> _Directions_:
Quote the stretch of entries from the start through the line containing "bar-d3-rl-astb bbox=[274, 161, 306, 487]", both ends included.

> _Input data_:
--*--

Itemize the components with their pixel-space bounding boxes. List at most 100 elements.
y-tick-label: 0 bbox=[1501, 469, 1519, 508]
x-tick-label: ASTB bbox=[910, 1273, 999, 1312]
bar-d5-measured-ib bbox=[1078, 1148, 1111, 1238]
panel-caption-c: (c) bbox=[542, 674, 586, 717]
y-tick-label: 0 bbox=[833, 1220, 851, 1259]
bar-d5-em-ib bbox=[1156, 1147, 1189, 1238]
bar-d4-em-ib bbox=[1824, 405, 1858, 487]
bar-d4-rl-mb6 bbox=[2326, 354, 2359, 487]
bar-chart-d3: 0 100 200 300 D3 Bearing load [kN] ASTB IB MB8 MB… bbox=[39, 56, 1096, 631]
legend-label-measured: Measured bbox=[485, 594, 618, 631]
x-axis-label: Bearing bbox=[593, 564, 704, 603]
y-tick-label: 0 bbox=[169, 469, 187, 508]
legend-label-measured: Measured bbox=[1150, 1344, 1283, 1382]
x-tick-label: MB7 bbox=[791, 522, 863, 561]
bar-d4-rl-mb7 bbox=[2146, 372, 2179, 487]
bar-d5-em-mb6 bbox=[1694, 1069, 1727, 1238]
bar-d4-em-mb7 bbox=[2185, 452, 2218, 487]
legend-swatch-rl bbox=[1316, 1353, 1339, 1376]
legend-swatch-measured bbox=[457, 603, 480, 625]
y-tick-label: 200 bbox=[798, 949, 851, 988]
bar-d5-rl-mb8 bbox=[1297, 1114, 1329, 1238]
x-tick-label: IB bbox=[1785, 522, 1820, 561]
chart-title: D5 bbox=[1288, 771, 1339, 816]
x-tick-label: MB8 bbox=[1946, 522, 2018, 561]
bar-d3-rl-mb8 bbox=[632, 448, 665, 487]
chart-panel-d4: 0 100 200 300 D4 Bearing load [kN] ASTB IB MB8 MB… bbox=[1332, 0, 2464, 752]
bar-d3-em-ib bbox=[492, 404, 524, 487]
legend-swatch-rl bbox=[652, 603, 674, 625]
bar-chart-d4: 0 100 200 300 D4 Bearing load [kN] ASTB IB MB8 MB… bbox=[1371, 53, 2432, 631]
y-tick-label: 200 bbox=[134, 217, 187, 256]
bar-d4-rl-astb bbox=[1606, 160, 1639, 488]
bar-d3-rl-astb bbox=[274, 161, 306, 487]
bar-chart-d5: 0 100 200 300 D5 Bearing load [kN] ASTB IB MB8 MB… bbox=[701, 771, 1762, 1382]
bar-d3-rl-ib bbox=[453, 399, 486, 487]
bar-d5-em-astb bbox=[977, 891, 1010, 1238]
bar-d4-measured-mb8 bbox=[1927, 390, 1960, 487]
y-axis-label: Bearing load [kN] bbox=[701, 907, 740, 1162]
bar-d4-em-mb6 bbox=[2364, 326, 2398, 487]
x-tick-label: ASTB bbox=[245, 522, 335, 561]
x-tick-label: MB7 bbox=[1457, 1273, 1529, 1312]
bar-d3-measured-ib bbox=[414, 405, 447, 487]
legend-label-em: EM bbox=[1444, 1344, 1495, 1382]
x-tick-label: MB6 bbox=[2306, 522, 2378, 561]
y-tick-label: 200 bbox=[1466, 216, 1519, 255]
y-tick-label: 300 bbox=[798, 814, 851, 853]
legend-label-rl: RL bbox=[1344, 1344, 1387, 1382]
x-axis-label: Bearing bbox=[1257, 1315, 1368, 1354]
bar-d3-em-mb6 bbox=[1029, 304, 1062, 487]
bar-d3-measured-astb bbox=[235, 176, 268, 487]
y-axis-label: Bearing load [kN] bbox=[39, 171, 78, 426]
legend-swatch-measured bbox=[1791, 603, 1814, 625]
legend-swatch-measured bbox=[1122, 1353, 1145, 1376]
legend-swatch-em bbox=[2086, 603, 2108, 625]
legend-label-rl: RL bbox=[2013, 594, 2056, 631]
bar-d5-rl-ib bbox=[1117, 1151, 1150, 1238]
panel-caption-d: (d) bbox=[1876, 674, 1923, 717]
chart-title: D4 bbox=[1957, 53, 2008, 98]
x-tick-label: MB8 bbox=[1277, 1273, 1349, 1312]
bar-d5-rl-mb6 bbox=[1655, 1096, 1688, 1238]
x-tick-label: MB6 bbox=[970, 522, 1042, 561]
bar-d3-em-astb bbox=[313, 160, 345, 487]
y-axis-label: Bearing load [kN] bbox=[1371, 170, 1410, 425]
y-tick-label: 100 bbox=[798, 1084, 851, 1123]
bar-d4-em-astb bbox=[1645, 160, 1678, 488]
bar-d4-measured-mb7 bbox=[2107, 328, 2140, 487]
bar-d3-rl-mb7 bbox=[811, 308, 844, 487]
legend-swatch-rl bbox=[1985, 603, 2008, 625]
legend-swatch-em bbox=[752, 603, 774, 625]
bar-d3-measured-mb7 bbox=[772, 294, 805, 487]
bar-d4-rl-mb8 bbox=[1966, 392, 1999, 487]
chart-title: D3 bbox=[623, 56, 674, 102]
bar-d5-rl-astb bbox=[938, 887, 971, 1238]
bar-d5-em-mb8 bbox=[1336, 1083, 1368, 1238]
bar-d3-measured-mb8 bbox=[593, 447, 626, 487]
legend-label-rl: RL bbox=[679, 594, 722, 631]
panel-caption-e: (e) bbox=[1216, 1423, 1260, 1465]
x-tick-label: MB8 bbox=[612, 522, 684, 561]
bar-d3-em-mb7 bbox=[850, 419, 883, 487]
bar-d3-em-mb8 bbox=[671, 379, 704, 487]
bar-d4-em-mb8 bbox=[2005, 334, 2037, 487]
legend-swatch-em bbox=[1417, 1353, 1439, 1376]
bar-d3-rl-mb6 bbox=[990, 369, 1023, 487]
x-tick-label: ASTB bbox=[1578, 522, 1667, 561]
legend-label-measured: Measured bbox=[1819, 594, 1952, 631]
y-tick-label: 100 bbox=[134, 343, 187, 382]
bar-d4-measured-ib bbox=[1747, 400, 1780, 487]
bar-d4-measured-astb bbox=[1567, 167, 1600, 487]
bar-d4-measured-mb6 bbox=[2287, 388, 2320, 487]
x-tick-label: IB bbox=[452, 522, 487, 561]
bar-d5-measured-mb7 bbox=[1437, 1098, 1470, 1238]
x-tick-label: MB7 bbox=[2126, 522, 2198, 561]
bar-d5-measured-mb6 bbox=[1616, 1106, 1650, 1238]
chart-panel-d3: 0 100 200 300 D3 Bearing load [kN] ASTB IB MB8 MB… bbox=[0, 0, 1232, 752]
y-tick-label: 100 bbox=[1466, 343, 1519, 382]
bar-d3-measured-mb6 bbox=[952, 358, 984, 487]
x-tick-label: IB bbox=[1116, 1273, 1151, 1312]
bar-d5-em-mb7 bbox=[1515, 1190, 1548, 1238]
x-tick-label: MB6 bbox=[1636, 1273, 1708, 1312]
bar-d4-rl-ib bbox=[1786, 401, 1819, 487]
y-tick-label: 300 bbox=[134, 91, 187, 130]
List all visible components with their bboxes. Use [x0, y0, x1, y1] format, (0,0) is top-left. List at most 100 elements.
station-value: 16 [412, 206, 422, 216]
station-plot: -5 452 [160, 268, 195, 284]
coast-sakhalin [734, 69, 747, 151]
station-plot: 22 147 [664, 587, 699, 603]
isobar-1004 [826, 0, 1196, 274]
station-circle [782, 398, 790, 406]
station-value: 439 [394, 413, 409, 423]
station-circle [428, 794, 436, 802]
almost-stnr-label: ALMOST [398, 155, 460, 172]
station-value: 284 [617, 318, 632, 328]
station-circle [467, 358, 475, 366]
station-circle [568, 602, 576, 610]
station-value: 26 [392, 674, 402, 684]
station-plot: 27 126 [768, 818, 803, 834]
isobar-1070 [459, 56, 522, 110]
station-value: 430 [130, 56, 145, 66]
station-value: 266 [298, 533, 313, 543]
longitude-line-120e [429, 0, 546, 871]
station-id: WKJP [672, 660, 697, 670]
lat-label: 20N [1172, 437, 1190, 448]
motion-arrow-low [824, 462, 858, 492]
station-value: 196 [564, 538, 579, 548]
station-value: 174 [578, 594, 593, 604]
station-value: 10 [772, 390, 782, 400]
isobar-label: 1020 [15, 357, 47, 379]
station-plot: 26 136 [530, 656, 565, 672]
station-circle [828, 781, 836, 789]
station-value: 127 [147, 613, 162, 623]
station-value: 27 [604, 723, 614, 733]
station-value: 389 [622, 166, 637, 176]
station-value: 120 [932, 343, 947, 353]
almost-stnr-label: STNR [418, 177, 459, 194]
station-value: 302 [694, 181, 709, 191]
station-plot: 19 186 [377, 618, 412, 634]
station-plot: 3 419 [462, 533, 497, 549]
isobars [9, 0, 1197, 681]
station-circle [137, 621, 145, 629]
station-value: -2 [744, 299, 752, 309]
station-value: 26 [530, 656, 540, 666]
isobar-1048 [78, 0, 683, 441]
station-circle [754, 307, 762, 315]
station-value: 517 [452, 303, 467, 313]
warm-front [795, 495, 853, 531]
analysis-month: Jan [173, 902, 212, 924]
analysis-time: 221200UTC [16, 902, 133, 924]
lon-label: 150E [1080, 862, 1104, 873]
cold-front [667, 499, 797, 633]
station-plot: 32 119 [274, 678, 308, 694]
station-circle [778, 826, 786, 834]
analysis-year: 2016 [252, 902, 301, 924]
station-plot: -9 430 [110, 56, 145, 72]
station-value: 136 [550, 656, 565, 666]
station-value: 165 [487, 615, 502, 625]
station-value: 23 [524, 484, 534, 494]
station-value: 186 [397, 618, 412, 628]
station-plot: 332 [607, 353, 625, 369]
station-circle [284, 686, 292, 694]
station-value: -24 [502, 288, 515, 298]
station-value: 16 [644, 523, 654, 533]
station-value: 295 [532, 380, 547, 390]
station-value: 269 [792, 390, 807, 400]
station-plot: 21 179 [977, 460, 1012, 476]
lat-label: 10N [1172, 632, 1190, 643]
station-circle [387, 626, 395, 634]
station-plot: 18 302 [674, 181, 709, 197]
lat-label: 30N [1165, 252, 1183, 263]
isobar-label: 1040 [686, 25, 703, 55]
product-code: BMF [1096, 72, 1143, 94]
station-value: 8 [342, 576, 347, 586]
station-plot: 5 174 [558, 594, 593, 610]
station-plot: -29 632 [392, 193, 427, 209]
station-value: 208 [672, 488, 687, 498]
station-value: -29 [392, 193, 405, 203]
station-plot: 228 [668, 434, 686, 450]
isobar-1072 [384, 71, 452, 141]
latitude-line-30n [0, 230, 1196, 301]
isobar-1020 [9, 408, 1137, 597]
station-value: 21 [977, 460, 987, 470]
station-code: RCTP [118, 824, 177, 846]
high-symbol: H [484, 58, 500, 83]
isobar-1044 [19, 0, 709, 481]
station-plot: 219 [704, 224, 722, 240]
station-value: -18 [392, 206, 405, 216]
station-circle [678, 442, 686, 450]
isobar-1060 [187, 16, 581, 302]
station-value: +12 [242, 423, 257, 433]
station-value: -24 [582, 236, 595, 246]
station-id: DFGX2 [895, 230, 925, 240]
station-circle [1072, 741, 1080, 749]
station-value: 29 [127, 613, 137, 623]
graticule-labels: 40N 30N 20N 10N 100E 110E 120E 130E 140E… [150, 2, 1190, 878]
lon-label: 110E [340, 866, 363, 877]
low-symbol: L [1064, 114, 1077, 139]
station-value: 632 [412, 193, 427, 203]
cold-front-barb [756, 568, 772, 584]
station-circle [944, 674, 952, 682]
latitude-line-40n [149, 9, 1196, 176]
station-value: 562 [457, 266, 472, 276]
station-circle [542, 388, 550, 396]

--*--

> _Final result_:
Itemize the components with their pixel-space bounding boxes. List at most 100 elements.
y-tick-label: 0 bbox=[1501, 469, 1519, 508]
x-tick-label: ASTB bbox=[910, 1273, 999, 1312]
bar-d5-measured-ib bbox=[1078, 1148, 1111, 1238]
panel-caption-c: (c) bbox=[542, 674, 586, 717]
y-tick-label: 0 bbox=[833, 1220, 851, 1259]
bar-d5-em-ib bbox=[1156, 1147, 1189, 1238]
bar-d4-em-ib bbox=[1824, 405, 1858, 487]
bar-d4-rl-mb6 bbox=[2326, 354, 2359, 487]
bar-chart-d3: 0 100 200 300 D3 Bearing load [kN] ASTB IB MB8 MB… bbox=[39, 56, 1096, 631]
legend-label-measured: Measured bbox=[485, 594, 618, 631]
x-axis-label: Bearing bbox=[593, 564, 704, 603]
y-tick-label: 0 bbox=[169, 469, 187, 508]
legend-label-measured: Measured bbox=[1150, 1344, 1283, 1382]
x-tick-label: MB7 bbox=[791, 522, 863, 561]
bar-d4-rl-mb7 bbox=[2146, 372, 2179, 487]
bar-d5-em-mb6 bbox=[1694, 1069, 1727, 1238]
bar-d4-em-mb7 bbox=[2185, 452, 2218, 487]
legend-swatch-rl bbox=[1316, 1353, 1339, 1376]
legend-swatch-measured bbox=[457, 603, 480, 625]
y-tick-label: 200 bbox=[798, 949, 851, 988]
bar-d5-rl-mb8 bbox=[1297, 1114, 1329, 1238]
x-tick-label: IB bbox=[1785, 522, 1820, 561]
chart-title: D5 bbox=[1288, 771, 1339, 816]
x-tick-label: MB8 bbox=[1946, 522, 2018, 561]
bar-d3-rl-mb8 bbox=[632, 448, 665, 487]
chart-panel-d4: 0 100 200 300 D4 Bearing load [kN] ASTB IB MB8 MB… bbox=[1332, 0, 2464, 752]
bar-d3-em-ib bbox=[492, 404, 524, 487]
legend-swatch-rl bbox=[652, 603, 674, 625]
bar-chart-d4: 0 100 200 300 D4 Bearing load [kN] ASTB IB MB8 MB… bbox=[1371, 53, 2432, 631]
y-tick-label: 200 bbox=[134, 217, 187, 256]
bar-d4-rl-astb bbox=[1606, 160, 1639, 488]
bar-d3-rl-astb bbox=[274, 161, 306, 487]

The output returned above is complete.